TASKS FOR THIS EXERCISE
1: In the records, convert the part that opens with the line containing "chevron-left-icon: [651, 16, 659, 30]" and closes with the line containing "caption-label: Etykieta: [488, 351, 531, 365]", both lines included, into a JSON list of strings with one string per line and no blank lines.
2: Carry on the post about cutting household energy use from the point at which it stops.

TEXT
Unread postby gg3 » Fri 10 Nov 2006, 09:01:03

One useful measure of powerdown is available in the form of the "ecological footprint" provided by WWF (World Wildlife Fund). This should give an approximation of the degree to which we need to reduce our consumption levels in the industrialized world.

I'm slightly disturbed that no one saw fit to directly call me out for the use of the phrase "I will not" in conjunction with powerdown and comparison with population growth. However, in case anyone was thinking "typical westerner!", a few examples may illustrate the degree to which I walk the talk, as well as the degree to which one can reduce ecological impacts without sacrificing basic creature comforts.

At this very moment I am comfy and cozy warm despite outside temperatures in the 30s tonight. The room temperature is 65 degrees Fahrenheit at chest level, and 62 at feet level. The secret to comfort is one pair of long underwear, and a heating pad stuffed between my T-shirt and my sweatshirt. The heating pad uses all of 50 watts (as measured with a Kill-A-Watt meter), or 0.5 KWH for ten hours of warm & cozy. Were I to heat the actual room air to comfortable temperature, that would require burning natural gas or using an electric heater at approx. 1,000 watts: 10 KWH per 10 hours. Thus I've reduced electric power consumption for heating, by a factor of 95%.

A half hour before bedtime, I stick the heating pad between my bed sheets and move it around a few times, thereby taking the chill out of my bed. A hefty pile of blankets and quilts assures that even when the room gets down into the fifties, I'm snug as the proverbial bug in a rug.

I always have an ample supply of clothes that are clean & fluffy. This by virtue of an ultra-efficient washing machine that uses 0.07 KWH per 6-lb. load (half the power consumption of comparable conventional machines), has separate motors matched to their respective tasks (wash/rinse, spin, and pump), and requires manually transferring the load back & forth twice between the wash/rinse compartment and the highspeed spinner. The latter results in clothes coming out only minimally damp, so they can be hung on an indoor clothes line and dry in a few hours. Thus, no need for the clothes dryer, saving 2.4 KWH per load.

Along with clean clothes, come clean dishes, conveniently washed with a machine the size of a large microwave. Using household hot water, this requires 0.03 KWH per load of 4 days' worth of dishes. Using the internal heater for a sanitize cycle, the power consumption is 0.43 KWH per load. It should be possible to obtain sanitize temperatures using solar water heating in the community we are planning to build starting next year.

RAW RECORDS

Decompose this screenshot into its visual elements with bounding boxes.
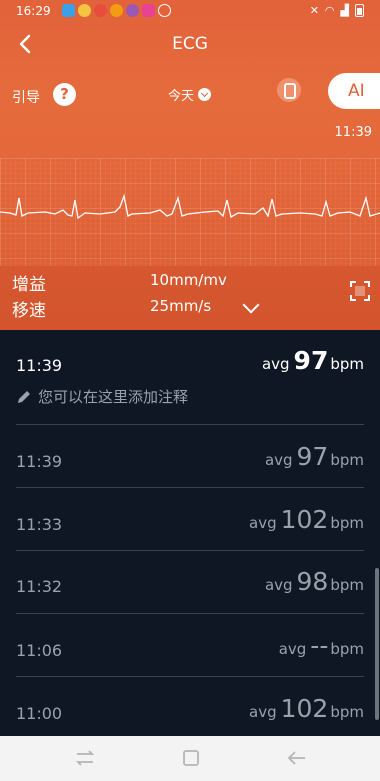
back-icon[interactable] — [286, 748, 308, 768]
avg-label: avg — [249, 703, 277, 721]
date-selector[interactable]: 今天 — [168, 85, 212, 104]
app-icon — [78, 4, 91, 17]
watch-icon[interactable] — [277, 78, 301, 102]
system-nav-bar — [0, 736, 380, 781]
record-list: 11:39 avg 97 bpm 您可以在这里添加注释 11:39 avg 97 bpm… — [0, 330, 380, 736]
app-icon — [94, 4, 107, 17]
record-bpm: avg 102 bpm — [249, 505, 364, 534]
avg-label: avg — [261, 355, 290, 373]
settings-bar: 增益 移速 10mm/mv 25mm/s — [0, 266, 380, 330]
avg-label: avg — [264, 576, 293, 594]
gain-value: 10mm/mv — [150, 271, 227, 289]
record-bpm: avg -- bpm — [279, 631, 364, 660]
avg-label: avg — [249, 514, 277, 532]
status-time: 16:29 — [16, 4, 51, 18]
mute-icon: ✕ — [309, 4, 319, 17]
signal-icon: ▟ — [340, 4, 349, 17]
bpm-value: 102 — [280, 694, 329, 723]
divider — [16, 676, 364, 677]
divider — [16, 613, 364, 614]
avg-label: avg — [264, 451, 293, 469]
avg-label: avg — [278, 640, 307, 658]
note-placeholder: 您可以在这里添加注释 — [38, 388, 189, 406]
status-bar: 16:29 ✕ ◠ ▟ — [0, 0, 380, 24]
divider — [16, 487, 364, 488]
bpm-unit: bpm — [330, 451, 364, 469]
bpm-unit: bpm — [330, 514, 364, 532]
bpm-unit: bpm — [330, 576, 364, 594]
record-time: 11:06 — [16, 641, 63, 660]
record-bpm: avg 97 bpm — [265, 442, 364, 471]
controls-row: 引导 ? 今天 AI — [0, 73, 380, 114]
ecg-waveform — [0, 158, 380, 266]
help-icon[interactable]: ? — [53, 83, 76, 106]
divider — [16, 424, 364, 425]
app-icon — [158, 4, 171, 17]
home-icon[interactable] — [181, 748, 201, 768]
notification-icons — [62, 4, 171, 17]
fullscreen-icon[interactable] — [349, 280, 371, 302]
top-bar: ECG — [0, 24, 380, 68]
bpm-value: 97 — [293, 346, 329, 375]
bpm-value: -- — [310, 631, 329, 660]
app-icon — [126, 4, 139, 17]
bpm-value: 102 — [280, 505, 329, 534]
recent-apps-icon[interactable] — [74, 748, 96, 768]
gain-label: 增益 — [12, 275, 46, 295]
bpm-value: 98 — [296, 567, 329, 596]
speed-value: 25mm/s — [150, 297, 212, 315]
record-time: 11:33 — [16, 515, 63, 534]
app-icon — [142, 4, 155, 17]
bpm-unit: bpm — [330, 355, 364, 373]
bpm-unit: bpm — [330, 703, 364, 721]
bpm-value: 97 — [296, 442, 329, 471]
record-bpm: avg 97 bpm — [262, 346, 364, 375]
chevron-down-icon[interactable] — [242, 296, 260, 314]
record-bpm: avg 98 bpm — [265, 567, 364, 596]
record-time: 11:00 — [16, 704, 63, 723]
record-bpm: avg 102 bpm — [249, 694, 364, 723]
ecg-record-time: 11:39 — [334, 125, 372, 140]
pencil-icon — [18, 390, 30, 403]
ecg-header-panel: 16:29 ✕ ◠ ▟ ECG 引导 ? 今天 AI 11:39 增益 移速 1… — [0, 0, 380, 330]
scrollbar[interactable] — [375, 568, 379, 720]
wifi-icon: ◠ — [324, 4, 335, 17]
app-icon — [62, 4, 75, 17]
chevron-down-icon — [198, 88, 212, 101]
date-label: 今天 — [168, 89, 195, 104]
guide-label[interactable]: 引导 — [12, 87, 40, 107]
ai-button[interactable]: AI — [328, 73, 380, 109]
app-icon — [110, 4, 123, 17]
record-time: 11:39 — [16, 356, 63, 375]
divider — [16, 550, 364, 551]
record-time: 11:39 — [16, 452, 63, 471]
battery-icon — [355, 4, 364, 17]
bpm-unit: bpm — [330, 640, 364, 658]
record-time: 11:32 — [16, 577, 63, 596]
note-field[interactable]: 您可以在这里添加注释 — [16, 386, 188, 407]
page-title: ECG — [172, 34, 208, 54]
system-icons: ✕ ◠ ▟ — [310, 4, 364, 17]
speed-label: 移速 — [12, 301, 46, 321]
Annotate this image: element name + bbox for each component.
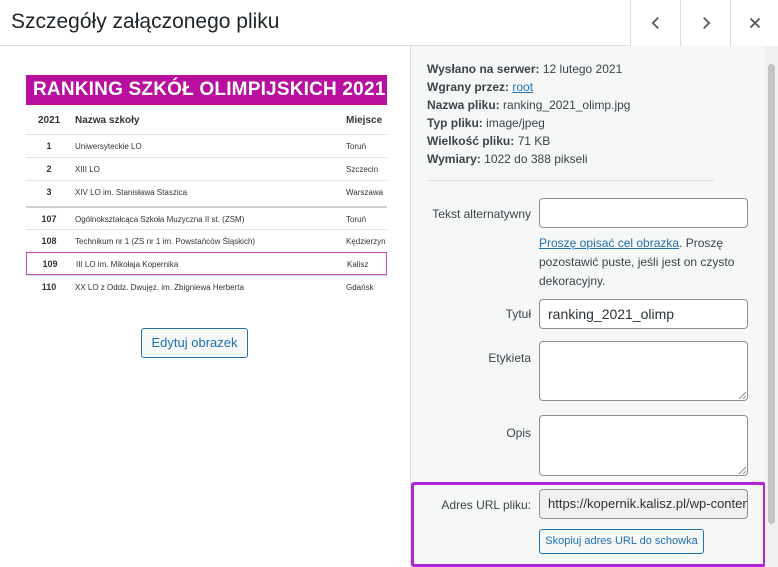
chevron-left-icon: [651, 16, 659, 30]
title-input[interactable]: ranking_2021_olimp: [539, 299, 748, 329]
modal-header: Szczegóły załączonego pliku: [0, 0, 778, 46]
table-row: 1 Uniwersyteckie LO Toruń: [26, 134, 387, 157]
title-label: Tytuł: [505, 307, 531, 321]
table-row: 108 Technikum nr 1 (ZS nr 1 im. Powstańc…: [26, 229, 387, 252]
attachment-details-panel: Wysłano na serwer: 12 lutego 2021 Wgrany…: [410, 46, 766, 567]
col-place: Miejsce: [346, 115, 383, 126]
table-row: 110 XX LO z Oddz. Dwujęz. im. Zbigniewa …: [26, 275, 387, 298]
alt-text-help-link[interactable]: Proszę opisać cel obrazka: [539, 236, 679, 250]
copy-url-button[interactable]: Skopiuj adres URL do schowka: [539, 529, 704, 554]
resize-grip-icon[interactable]: [738, 391, 746, 399]
caption-textarea[interactable]: [539, 341, 748, 401]
alt-text-help: Proszę opisać cel obrazka. Proszę pozost…: [539, 236, 735, 288]
col-school: Nazwa szkoły: [75, 115, 140, 126]
file-url-input[interactable]: https://kopernik.kalisz.pl/wp-content/up…: [539, 489, 748, 519]
table-row-highlighted: 109 III LO im. Mikołaja Kopernika Kalisz: [26, 252, 387, 275]
previous-attachment-button[interactable]: [630, 0, 680, 46]
chevron-right-icon: [702, 16, 710, 30]
caption-label: Etykieta: [488, 351, 531, 365]
image-thumbnail: RANKING SZKÓŁ OLIMPIJSKICH 2021 2021 Naz…: [26, 75, 387, 343]
file-url-label: Adres URL pliku:: [441, 498, 531, 512]
scrollbar-thumb[interactable]: [768, 64, 775, 524]
file-metadata: Wysłano na serwer: 12 lutego 2021 Wgrany…: [427, 62, 631, 166]
alt-text-label: Tekst alternatywny: [432, 207, 531, 221]
scrollbar[interactable]: [765, 46, 778, 567]
description-label: Opis: [506, 426, 531, 440]
uploader-link[interactable]: root: [512, 80, 533, 94]
table-row: 107 Ogólnokształcąca Szkoła Muzyczna II …: [26, 206, 387, 229]
resize-grip-icon[interactable]: [738, 466, 746, 474]
col-year: 2021: [38, 115, 61, 126]
next-attachment-button[interactable]: [680, 0, 730, 46]
ranking-header: 2021 Nazwa szkoły Miejsce: [26, 109, 387, 133]
divider: [427, 180, 714, 181]
modal-title: Szczegóły załączonego pliku: [11, 10, 280, 33]
description-textarea[interactable]: [539, 415, 748, 476]
table-row: 3 XIV LO im. Stanisława Staszica Warszaw…: [26, 180, 387, 203]
edit-image-button[interactable]: Edytuj obrazek: [141, 328, 248, 358]
table-row: 2 XIII LO Szczecin: [26, 157, 387, 180]
close-icon: [749, 17, 760, 29]
attachment-preview-panel: RANKING SZKÓŁ OLIMPIJSKICH 2021 2021 Naz…: [0, 46, 410, 567]
alt-text-input[interactable]: [539, 198, 748, 228]
close-modal-button[interactable]: [730, 0, 778, 46]
ranking-banner: RANKING SZKÓŁ OLIMPIJSKICH 2021: [26, 75, 387, 105]
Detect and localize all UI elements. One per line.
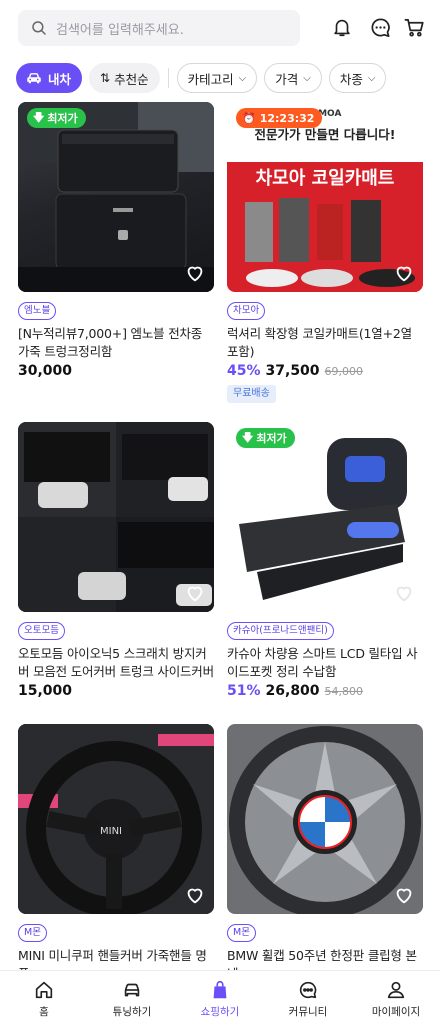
- lowest-price-label: 최저가: [256, 432, 287, 445]
- shop-tag[interactable]: 오토모듬: [18, 622, 65, 640]
- alarm-clock-icon: ⏰: [242, 111, 256, 125]
- product-card[interactable]: 오토모듬 오토모듬 아이오닉5 스크래치 방지커버 모음전 도어커버 트렁크 사…: [18, 422, 214, 699]
- price-row: 30,000: [18, 363, 214, 379]
- community-icon: [299, 981, 317, 999]
- discount-rate: 45%: [227, 363, 261, 379]
- nav-community-label: 커뮤니티: [288, 1006, 328, 1018]
- sort-arrows-icon: ⇅: [100, 71, 111, 85]
- product-title[interactable]: BMW 휠캡 50주년 한정판 클립형 본넷: [227, 947, 423, 970]
- shop-tag[interactable]: M몬: [227, 924, 256, 942]
- original-price: 69,000: [324, 365, 364, 378]
- car-icon: [27, 73, 41, 84]
- nav-mypage-label: 마이페이지: [371, 1006, 421, 1018]
- nav-tuning-label: 튜닝하기: [112, 1006, 152, 1018]
- product-image[interactable]: 🡇 최저가: [227, 422, 423, 612]
- heart-icon[interactable]: [184, 262, 206, 284]
- nav-tuning[interactable]: 튜닝하기: [88, 971, 176, 1022]
- price: 30,000: [18, 363, 73, 379]
- product-title[interactable]: [N누적리뷰7,000+] 엠노블 전차종 가죽 트렁크정리함: [18, 325, 214, 361]
- shop-tag[interactable]: 카슈아(프로나드앤팬티): [227, 622, 334, 640]
- price-row: 51% 26,800 54,800: [227, 683, 423, 699]
- discount-rate: 51%: [227, 683, 261, 699]
- car-icon: [124, 983, 140, 997]
- price-row: 45% 37,500 69,000: [227, 363, 423, 379]
- product-image[interactable]: 🡇 최저가: [18, 102, 214, 292]
- category-label: 카테고리: [187, 71, 234, 87]
- sort-label: 추천순: [114, 71, 149, 87]
- nav-home-label: 홈: [39, 1006, 49, 1018]
- product-image[interactable]: MINI: [18, 724, 214, 914]
- price-label: 가격: [275, 71, 299, 87]
- banner-title: 차모아 코일카매트: [255, 168, 395, 189]
- product-image[interactable]: [18, 422, 214, 612]
- product-card[interactable]: MINI M몬 MINI 미니쿠퍼 핸들커버 가죽핸들 명품: [18, 724, 214, 970]
- lowest-price-badge: 🡇 최저가: [236, 428, 295, 448]
- product-image[interactable]: [227, 724, 423, 914]
- shop-tag[interactable]: 엠노블: [18, 302, 57, 320]
- bottom-navigation: 홈 튜닝하기 쇼핑하기 커뮤니티 마이페이지: [0, 970, 440, 1022]
- chevron-down-icon: ⌵: [303, 72, 311, 84]
- timer-text: 12:23:32: [259, 111, 315, 125]
- heart-icon[interactable]: [184, 884, 206, 906]
- chat-icon[interactable]: [367, 14, 393, 40]
- original-price: 54,800: [324, 685, 364, 698]
- timer-badge: ⏰ 12:23:32: [236, 108, 323, 128]
- car-type-label: 차종: [339, 71, 363, 87]
- chevron-down-icon: ⌵: [367, 72, 376, 84]
- product-card[interactable]: M몬 BMW 휠캡 50주년 한정판 클립형 본넷: [227, 724, 423, 970]
- my-car-label: 내차: [48, 71, 72, 87]
- filter-divider: [167, 68, 169, 88]
- free-shipping-badge: 무료배송: [227, 385, 276, 403]
- nav-home[interactable]: 홈: [0, 971, 88, 1022]
- home-icon: [35, 981, 53, 999]
- shop-tag[interactable]: 차모아: [227, 302, 266, 320]
- product-title[interactable]: MINI 미니쿠퍼 핸들커버 가죽핸들 명품: [18, 947, 214, 970]
- heart-icon[interactable]: [393, 262, 415, 284]
- product-title[interactable]: 카슈아 차량용 스마트 LCD 릴타입 사이드포켓 정리 수납함: [227, 645, 423, 681]
- sort-chip[interactable]: ⇅ 추천순: [89, 63, 160, 93]
- down-arrow-icon: 🡇: [242, 430, 254, 444]
- product-card[interactable]: 🡇 최저가 카슈아(프로나드앤팬티) 카슈아 차량용 스마트 LCD 릴타입 사…: [227, 422, 423, 699]
- shopping-bag-icon: [213, 980, 227, 999]
- product-card[interactable]: CHAMOA 전문가가 만들면 다릅니다! 차모아 코일카매트 ⏰ 12:23:…: [227, 102, 423, 403]
- my-car-chip[interactable]: 내차: [16, 63, 83, 93]
- shop-tag[interactable]: M몬: [18, 924, 47, 942]
- price: 37,500: [265, 363, 320, 379]
- price: 26,800: [265, 683, 320, 699]
- product-title[interactable]: 럭셔리 확장형 코일카매트(1열+2열포함): [227, 325, 423, 361]
- user-icon: [387, 981, 405, 999]
- svg-text:MINI: MINI: [100, 826, 122, 837]
- heart-icon[interactable]: [393, 884, 415, 906]
- category-dropdown[interactable]: 카테고리 ⌵: [176, 63, 258, 93]
- nav-community[interactable]: 커뮤니티: [264, 971, 352, 1022]
- lowest-price-badge: 🡇 최저가: [27, 108, 86, 128]
- price-dropdown[interactable]: 가격 ⌵: [264, 63, 322, 93]
- cart-icon[interactable]: [401, 14, 427, 40]
- nav-mypage[interactable]: 마이페이지: [352, 971, 440, 1022]
- chevron-down-icon: ⌵: [238, 72, 247, 84]
- price-row: 15,000: [18, 683, 214, 699]
- nav-shopping[interactable]: 쇼핑하기: [176, 971, 264, 1022]
- filter-bar: 내차 ⇅ 추천순 카테고리 ⌵ 가격 ⌵ 차종 ⌵: [0, 60, 440, 96]
- down-arrow-icon: 🡇: [33, 110, 45, 124]
- search-bar[interactable]: 검색어를 입력해주세요.: [18, 10, 300, 46]
- top-header: 검색어를 입력해주세요.: [0, 0, 440, 58]
- product-image[interactable]: CHAMOA 전문가가 만들면 다릅니다! 차모아 코일카매트 ⏰ 12:23:…: [227, 102, 423, 292]
- product-title[interactable]: 오토모듬 아이오닉5 스크래치 방지커버 모음전 도어커버 트렁크 사이드커버 …: [18, 645, 214, 681]
- nav-shopping-label: 쇼핑하기: [200, 1006, 240, 1018]
- heart-icon[interactable]: [393, 582, 415, 604]
- heart-icon[interactable]: [184, 582, 206, 604]
- search-placeholder: 검색어를 입력해주세요.: [56, 22, 184, 38]
- search-icon: [32, 21, 46, 35]
- product-grid: 🡇 최저가 엠노블 [N누적리뷰7,000+] 엠노블 전차종 가죽 트렁크정리…: [0, 102, 440, 970]
- price: 15,000: [18, 683, 73, 699]
- lowest-price-label: 최저가: [47, 112, 78, 125]
- car-type-dropdown[interactable]: 차종 ⌵: [328, 63, 387, 93]
- bell-icon[interactable]: [329, 14, 355, 40]
- product-card[interactable]: 🡇 최저가 엠노블 [N누적리뷰7,000+] 엠노블 전차종 가죽 트렁크정리…: [18, 102, 214, 379]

OUTPUTS IN ORDER
1:
[
  "chevron-left-icon: [651, 16, 659, 30]",
  "title-input[interactable]: ranking_2021_olimp: [539, 299, 748, 329]",
  "modal-header: Szczegóły załączonego pliku: [0, 0, 778, 46]",
  "table-row: 1 Uniwersyteckie LO Toruń: [26, 134, 387, 157]",
  "title-label: Tytuł: [505, 307, 531, 321]",
  "table-row: 108 Technikum nr 1 (ZS nr 1 im. Powstańc…: [26, 229, 387, 252]",
  "attachment-details-panel: Wysłano na serwer: 12 lutego 2021 Wgrany…: [410, 46, 766, 567]",
  "col-place: Miejsce: [346, 115, 383, 126]",
  "table-row: 110 XX LO z Oddz. Dwujęz. im. Zbigniewa …: [26, 275, 387, 298]",
  "alt-text-help-link[interactable]: Proszę opisać cel obrazka: [539, 236, 679, 250]",
  "copy-url-button[interactable]: Skopiuj adres URL do schowka: [539, 529, 704, 554]",
  "resize-grip-icon[interactable]: [738, 391, 746, 399]",
  "caption-textarea[interactable]: [539, 341, 748, 401]",
  "alt-text-help: Proszę opisać cel obrazka. Proszę pozost…: [539, 236, 735, 288]",
  "col-school: Nazwa szkoły: [75, 115, 140, 126]",
  "file-url-input[interactable]: https://kopernik.kalisz.pl/wp-content/up…: [539, 489, 748, 519]",
  "table-row-highlighted: 109 III LO im. Mikołaja Kopernika Kalisz: [26, 252, 387, 275]",
  "previous-attachment-button[interactable]: [630, 0, 680, 46]",
  "chevron-right-icon: [702, 16, 710, 30]",
  "caption-label: Etykieta: [488, 351, 531, 365]"
]

2:
I find the "conservation" practice of not-flushing the toilet to be stinky and gross, so I always flush. However, the water for more than half of my daily flushes is saved from the cold "purge" water that comes up in the shower before the hot water. I just pour some from the large bucket to the small bucket, and 1/2 gallon is sufficient to flush pee away cleanly. At some point in the future, in the community, all that human manure will be flushed with a tiny amount of water into a composting tank, which in turn will be maintained and emptied as needed by someone in the community as part of the routine work rotations.

And as for the shower, a variable flow nozzle with "almost-shutoff" position enables taking a delightful 20-minute hot shower with the quantity of hot water that would normally be used in a 3-minute shower with a conventional nozzle. And since low-flow showerheads are crappy at rinsing anything below about mid-chest level, another switchable nozzle on a hose takes care of everything down to my toes, thereby eliminating the need to turn up the volume of water for this purpose.

However I have also lately been experimenting with not taking showers on days when I expect to not be going out or seeing other people live and in-person. This tends to run about 3 days per week, and so long as one isn't hot and sweaty, one does tend to stay clean and comfortable on the no-shower days. Two days in a row with no shower is a reasonable possibility. In any case, four showers per seven days is about a 40% savings in water itself and water heating.

My commute most days of the week is about 40 feet: from the bedroom to the kitchen and then to the home office. I've been tracking my driving forever, for business accounting reasons. Since our company has gone hardcore about reducing driving, we have required clients to buy the remote modem components for their PBX systems, thus enabling me to do from desk what used to require going field. The payoff at the bottom line is measurable in terms of dollars of income per year relative to miles driven per year.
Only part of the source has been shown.